DIRECTIVE
Repeat each record below exactly as given.

^^^^^^^^

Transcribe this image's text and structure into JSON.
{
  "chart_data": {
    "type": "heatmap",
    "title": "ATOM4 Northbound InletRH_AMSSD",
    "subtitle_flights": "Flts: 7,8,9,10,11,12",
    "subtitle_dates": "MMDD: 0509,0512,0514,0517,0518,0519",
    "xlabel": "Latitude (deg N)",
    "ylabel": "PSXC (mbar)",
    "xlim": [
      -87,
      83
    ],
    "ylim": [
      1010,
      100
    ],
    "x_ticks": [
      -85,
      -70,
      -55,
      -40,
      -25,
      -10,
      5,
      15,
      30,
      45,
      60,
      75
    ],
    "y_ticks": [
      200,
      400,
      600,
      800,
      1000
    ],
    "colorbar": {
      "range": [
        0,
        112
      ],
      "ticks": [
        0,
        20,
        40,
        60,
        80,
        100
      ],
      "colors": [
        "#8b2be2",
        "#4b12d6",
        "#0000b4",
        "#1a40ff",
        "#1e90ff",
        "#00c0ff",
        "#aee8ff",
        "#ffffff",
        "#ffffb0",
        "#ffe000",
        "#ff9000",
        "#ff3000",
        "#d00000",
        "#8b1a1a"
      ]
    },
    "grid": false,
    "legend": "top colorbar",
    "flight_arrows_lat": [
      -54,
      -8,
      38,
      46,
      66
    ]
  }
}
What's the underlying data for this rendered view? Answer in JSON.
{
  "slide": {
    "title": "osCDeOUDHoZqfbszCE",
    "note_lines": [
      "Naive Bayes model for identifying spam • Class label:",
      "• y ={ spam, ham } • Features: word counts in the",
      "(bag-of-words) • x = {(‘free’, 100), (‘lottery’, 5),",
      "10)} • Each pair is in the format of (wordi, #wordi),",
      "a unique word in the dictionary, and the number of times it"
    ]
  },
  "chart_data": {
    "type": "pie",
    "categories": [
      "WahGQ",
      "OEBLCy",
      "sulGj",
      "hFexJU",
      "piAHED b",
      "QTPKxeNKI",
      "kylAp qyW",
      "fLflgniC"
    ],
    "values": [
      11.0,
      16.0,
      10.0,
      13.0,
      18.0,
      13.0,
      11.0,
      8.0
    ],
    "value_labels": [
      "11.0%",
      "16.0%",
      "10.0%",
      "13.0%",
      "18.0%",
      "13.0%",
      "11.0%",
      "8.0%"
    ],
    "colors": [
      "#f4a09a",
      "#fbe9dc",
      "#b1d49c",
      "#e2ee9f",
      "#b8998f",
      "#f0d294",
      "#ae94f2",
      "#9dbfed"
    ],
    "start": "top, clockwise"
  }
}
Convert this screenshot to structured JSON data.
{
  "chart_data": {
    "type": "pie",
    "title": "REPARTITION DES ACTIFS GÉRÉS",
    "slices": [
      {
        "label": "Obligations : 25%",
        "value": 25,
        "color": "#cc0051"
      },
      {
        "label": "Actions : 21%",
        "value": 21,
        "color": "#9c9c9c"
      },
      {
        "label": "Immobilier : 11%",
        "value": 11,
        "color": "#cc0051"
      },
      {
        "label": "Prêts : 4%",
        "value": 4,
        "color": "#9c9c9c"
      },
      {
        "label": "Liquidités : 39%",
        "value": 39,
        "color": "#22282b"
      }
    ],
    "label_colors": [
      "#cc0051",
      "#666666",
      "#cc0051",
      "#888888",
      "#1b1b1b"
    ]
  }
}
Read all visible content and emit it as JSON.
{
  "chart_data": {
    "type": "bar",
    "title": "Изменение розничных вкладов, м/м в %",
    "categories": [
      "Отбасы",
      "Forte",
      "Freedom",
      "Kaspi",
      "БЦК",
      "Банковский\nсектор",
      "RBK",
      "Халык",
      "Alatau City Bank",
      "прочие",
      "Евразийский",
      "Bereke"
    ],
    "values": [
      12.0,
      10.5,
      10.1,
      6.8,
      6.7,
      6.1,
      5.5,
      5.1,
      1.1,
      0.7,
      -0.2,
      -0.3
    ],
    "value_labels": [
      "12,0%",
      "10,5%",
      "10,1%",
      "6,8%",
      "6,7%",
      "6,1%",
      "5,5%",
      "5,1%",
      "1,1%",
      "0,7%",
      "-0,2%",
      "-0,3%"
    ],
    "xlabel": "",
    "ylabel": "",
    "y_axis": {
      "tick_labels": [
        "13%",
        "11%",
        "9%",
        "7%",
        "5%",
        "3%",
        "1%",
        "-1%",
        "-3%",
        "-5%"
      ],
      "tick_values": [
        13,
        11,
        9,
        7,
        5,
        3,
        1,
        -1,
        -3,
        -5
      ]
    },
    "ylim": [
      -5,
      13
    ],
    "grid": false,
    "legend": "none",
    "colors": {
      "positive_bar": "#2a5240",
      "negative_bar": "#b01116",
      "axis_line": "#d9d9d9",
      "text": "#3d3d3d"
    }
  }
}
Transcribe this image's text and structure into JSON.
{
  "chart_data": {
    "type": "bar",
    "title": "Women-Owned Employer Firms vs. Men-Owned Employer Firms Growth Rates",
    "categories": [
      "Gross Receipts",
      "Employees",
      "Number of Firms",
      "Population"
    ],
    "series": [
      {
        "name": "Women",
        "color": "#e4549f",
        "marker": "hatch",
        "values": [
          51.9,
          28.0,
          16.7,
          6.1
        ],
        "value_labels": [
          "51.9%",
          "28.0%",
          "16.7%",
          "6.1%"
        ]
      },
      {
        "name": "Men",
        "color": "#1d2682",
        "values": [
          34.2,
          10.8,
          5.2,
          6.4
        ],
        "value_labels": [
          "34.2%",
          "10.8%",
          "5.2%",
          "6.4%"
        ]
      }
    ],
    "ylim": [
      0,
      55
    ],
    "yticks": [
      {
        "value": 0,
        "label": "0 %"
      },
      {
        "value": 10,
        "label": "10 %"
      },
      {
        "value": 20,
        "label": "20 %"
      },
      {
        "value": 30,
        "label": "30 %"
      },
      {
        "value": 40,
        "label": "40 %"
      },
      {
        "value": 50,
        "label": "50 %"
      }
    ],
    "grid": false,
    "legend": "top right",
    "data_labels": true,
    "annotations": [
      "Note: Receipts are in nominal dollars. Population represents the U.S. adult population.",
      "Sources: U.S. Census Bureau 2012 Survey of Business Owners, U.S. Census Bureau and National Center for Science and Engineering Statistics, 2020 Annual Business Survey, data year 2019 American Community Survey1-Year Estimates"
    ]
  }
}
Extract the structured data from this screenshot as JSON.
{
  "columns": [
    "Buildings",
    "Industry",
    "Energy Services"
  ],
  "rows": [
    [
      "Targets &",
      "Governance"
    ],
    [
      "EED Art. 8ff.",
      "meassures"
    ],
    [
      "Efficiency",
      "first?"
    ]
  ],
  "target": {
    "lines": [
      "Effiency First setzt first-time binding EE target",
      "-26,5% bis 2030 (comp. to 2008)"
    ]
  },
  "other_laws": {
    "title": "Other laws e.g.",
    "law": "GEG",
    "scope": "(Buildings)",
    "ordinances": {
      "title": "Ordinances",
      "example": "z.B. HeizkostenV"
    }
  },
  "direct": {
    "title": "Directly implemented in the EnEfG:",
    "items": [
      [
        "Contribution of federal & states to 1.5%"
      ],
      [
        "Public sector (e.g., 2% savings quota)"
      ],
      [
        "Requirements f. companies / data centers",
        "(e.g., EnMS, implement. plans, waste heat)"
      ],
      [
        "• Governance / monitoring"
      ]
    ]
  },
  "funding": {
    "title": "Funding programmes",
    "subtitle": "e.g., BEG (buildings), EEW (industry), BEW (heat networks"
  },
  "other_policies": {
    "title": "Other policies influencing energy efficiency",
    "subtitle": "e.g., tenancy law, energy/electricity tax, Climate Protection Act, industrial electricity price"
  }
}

^^^^^^^^

TASK SOLUTION
Transcribe this image's text and structure into JSON.
{
  "chart_data": {
    "type": "heatmap",
    "title": "ATOM4 Northbound InletRH_AMSSD",
    "subtitle_flights": "Flts: 7,8,9,10,11,12",
    "subtitle_dates": "MMDD: 0509,0512,0514,0517,0518,0519",
    "xlabel": "Latitude (deg N)",
    "ylabel": "PSXC (mbar)",
    "xlim": [
      -87,
      83
    ],
    "ylim": [
      1010,
      100
    ],
    "x_ticks": [
      -85,
      -70,
      -55,
      -40,
      -25,
      -10,
      5,
      15,
      30,
      45,
      60,
      75
    ],
    "y_ticks": [
      200,
      400,
      600,
      800,
      1000
    ],
    "colorbar": {
      "range": [
        0,
        112
      ],
      "ticks": [
        0,
        20,
        40,
        60,
        80,
        100
      ],
      "colors": [
        "#8b2be2",
        "#4b12d6",
        "#0000b4",
        "#1a40ff",
        "#1e90ff",
        "#00c0ff",
        "#aee8ff",
        "#ffffff",
        "#ffffb0",
        "#ffe000",
        "#ff9000",
        "#ff3000",
        "#d00000",
        "#8b1a1a"
      ]
    },
    "grid": false,
    "legend": "top colorbar",
    "flight_arrows_lat": [
      -54,
      -8,
      38,
      46,
      66
    ]
  }
}
What's the underlying data for this rendered view? Answer in JSON.
{
  "slide": {
    "title": "osCDeOUDHoZqfbszCE",
    "note_lines": [
      "Naive Bayes model for identifying spam • Class label:",
      "• y ={ spam, ham } • Features: word counts in the",
      "(bag-of-words) • x = {(‘free’, 100), (‘lottery’, 5),",
      "10)} • Each pair is in the format of (wordi, #wordi),",
      "a unique word in the dictionary, and the number of times it"
    ]
  },
  "chart_data": {
    "type": "pie",
    "categories": [
      "WahGQ",
      "OEBLCy",
      "sulGj",
      "hFexJU",
      "piAHED b",
      "QTPKxeNKI",
      "kylAp qyW",
      "fLflgniC"
    ],
    "values": [
      11.0,
      16.0,
      10.0,
      13.0,
      18.0,
      13.0,
      11.0,
      8.0
    ],
    "value_labels": [
      "11.0%",
      "16.0%",
      "10.0%",
      "13.0%",
      "18.0%",
      "13.0%",
      "11.0%",
      "8.0%"
    ],
    "colors": [
      "#f4a09a",
      "#fbe9dc",
      "#b1d49c",
      "#e2ee9f",
      "#b8998f",
      "#f0d294",
      "#ae94f2",
      "#9dbfed"
    ],
    "start": "top, clockwise"
  }
}
Convert this screenshot to structured JSON data.
{
  "chart_data": {
    "type": "pie",
    "title": "REPARTITION DES ACTIFS GÉRÉS",
    "slices": [
      {
        "label": "Obligations : 25%",
        "value": 25,
        "color": "#cc0051"
      },
      {
        "label": "Actions : 21%",
        "value": 21,
        "color": "#9c9c9c"
      },
      {
        "label": "Immobilier : 11%",
        "value": 11,
        "color": "#cc0051"
      },
      {
        "label": "Prêts : 4%",
        "value": 4,
        "color": "#9c9c9c"
      },
      {
        "label": "Liquidités : 39%",
        "value": 39,
        "color": "#22282b"
      }
    ],
    "label_colors": [
      "#cc0051",
      "#666666",
      "#cc0051",
      "#888888",
      "#1b1b1b"
    ]
  }
}
Read all visible content and emit it as JSON.
{
  "chart_data": {
    "type": "bar",
    "title": "Изменение розничных вкладов, м/м в %",
    "categories": [
      "Отбасы",
      "Forte",
      "Freedom",
      "Kaspi",
      "БЦК",
      "Банковский\nсектор",
      "RBK",
      "Халык",
      "Alatau City Bank",
      "прочие",
      "Евразийский",
      "Bereke"
    ],
    "values": [
      12.0,
      10.5,
      10.1,
      6.8,
      6.7,
      6.1,
      5.5,
      5.1,
      1.1,
      0.7,
      -0.2,
      -0.3
    ],
    "value_labels": [
      "12,0%",
      "10,5%",
      "10,1%",
      "6,8%",
      "6,7%",
      "6,1%",
      "5,5%",
      "5,1%",
      "1,1%",
      "0,7%",
      "-0,2%",
      "-0,3%"
    ],
    "xlabel": "",
    "ylabel": "",
    "y_axis": {
      "tick_labels": [
        "13%",
        "11%",
        "9%",
        "7%",
        "5%",
        "3%",
        "1%",
        "-1%",
        "-3%",
        "-5%"
      ],
      "tick_values": [
        13,
        11,
        9,
        7,
        5,
        3,
        1,
        -1,
        -3,
        -5
      ]
    },
    "ylim": [
      -5,
      13
    ],
    "grid": false,
    "legend": "none",
    "colors": {
      "positive_bar": "#2a5240",
      "negative_bar": "#b01116",
      "axis_line": "#d9d9d9",
      "text": "#3d3d3d"
    }
  }
}
Transcribe this image's text and structure into JSON.
{
  "chart_data": {
    "type": "bar",
    "title": "Women-Owned Employer Firms vs. Men-Owned Employer Firms Growth Rates",
    "categories": [
      "Gross Receipts",
      "Employees",
      "Number of Firms",
      "Population"
    ],
    "series": [
      {
        "name": "Women",
        "color": "#e4549f",
        "marker": "hatch",
        "values": [
          51.9,
          28.0,
          16.7,
          6.1
        ],
        "value_labels": [
          "51.9%",
          "28.0%",
          "16.7%",
          "6.1%"
        ]
      },
      {
        "name": "Men",
        "color": "#1d2682",
        "values": [
          34.2,
          10.8,
          5.2,
          6.4
        ],
        "value_labels": [
          "34.2%",
          "10.8%",
          "5.2%",
          "6.4%"
        ]
      }
    ],
    "ylim": [
      0,
      55
    ],
    "yticks": [
      {
        "value": 0,
        "label": "0 %"
      },
      {
        "value": 10,
        "label": "10 %"
      },
      {
        "value": 20,
        "label": "20 %"
      },
      {
        "value": 30,
        "label": "30 %"
      },
      {
        "value": 40,
        "label": "40 %"
      },
      {
        "value": 50,
        "label": "50 %"
      }
    ],
    "grid": false,
    "legend": "top right",
    "data_labels": true,
    "annotations": [
      "Note: Receipts are in nominal dollars. Population represents the U.S. adult population.",
      "Sources: U.S. Census Bureau 2012 Survey of Business Owners, U.S. Census Bureau and National Center for Science and Engineering Statistics, 2020 Annual Business Survey, data year 2019 American Community Survey1-Year Estimates"
    ]
  }
}
Extract the structured data from this screenshot as JSON.
{
  "columns": [
    "Buildings",
    "Industry",
    "Energy Services"
  ],
  "rows": [
    [
      "Targets &",
      "Governance"
    ],
    [
      "EED Art. 8ff.",
      "meassures"
    ],
    [
      "Efficiency",
      "first?"
    ]
  ],
  "target": {
    "lines": [
      "Effiency First setzt first-time binding EE target",
      "-26,5% bis 2030 (comp. to 2008)"
    ]
  },
  "other_laws": {
    "title": "Other laws e.g.",
    "law": "GEG",
    "scope": "(Buildings)",
    "ordinances": {
      "title": "Ordinances",
      "example": "z.B. HeizkostenV"
    }
  },
  "direct": {
    "title": "Directly implemented in the EnEfG:",
    "items": [
      [
        "Contribution of federal & states to 1.5%"
      ],
      [
        "Public sector (e.g., 2% savings quota)"
      ],
      [
        "Requirements f. companies / data centers",
        "(e.g., EnMS, implement. plans, waste heat)"
      ],
      [
        "• Governance / monitoring"
      ]
    ]
  },
  "funding": {
    "title": "Funding programmes",
    "subtitle": "e.g., BEG (buildings), EEW (industry), BEW (heat networks"
  },
  "other_policies": {
    "title": "Other policies influencing energy efficiency",
    "subtitle": "e.g., tenancy law, energy/electricity tax, Climate Protection Act, industrial electricity price"
  }
}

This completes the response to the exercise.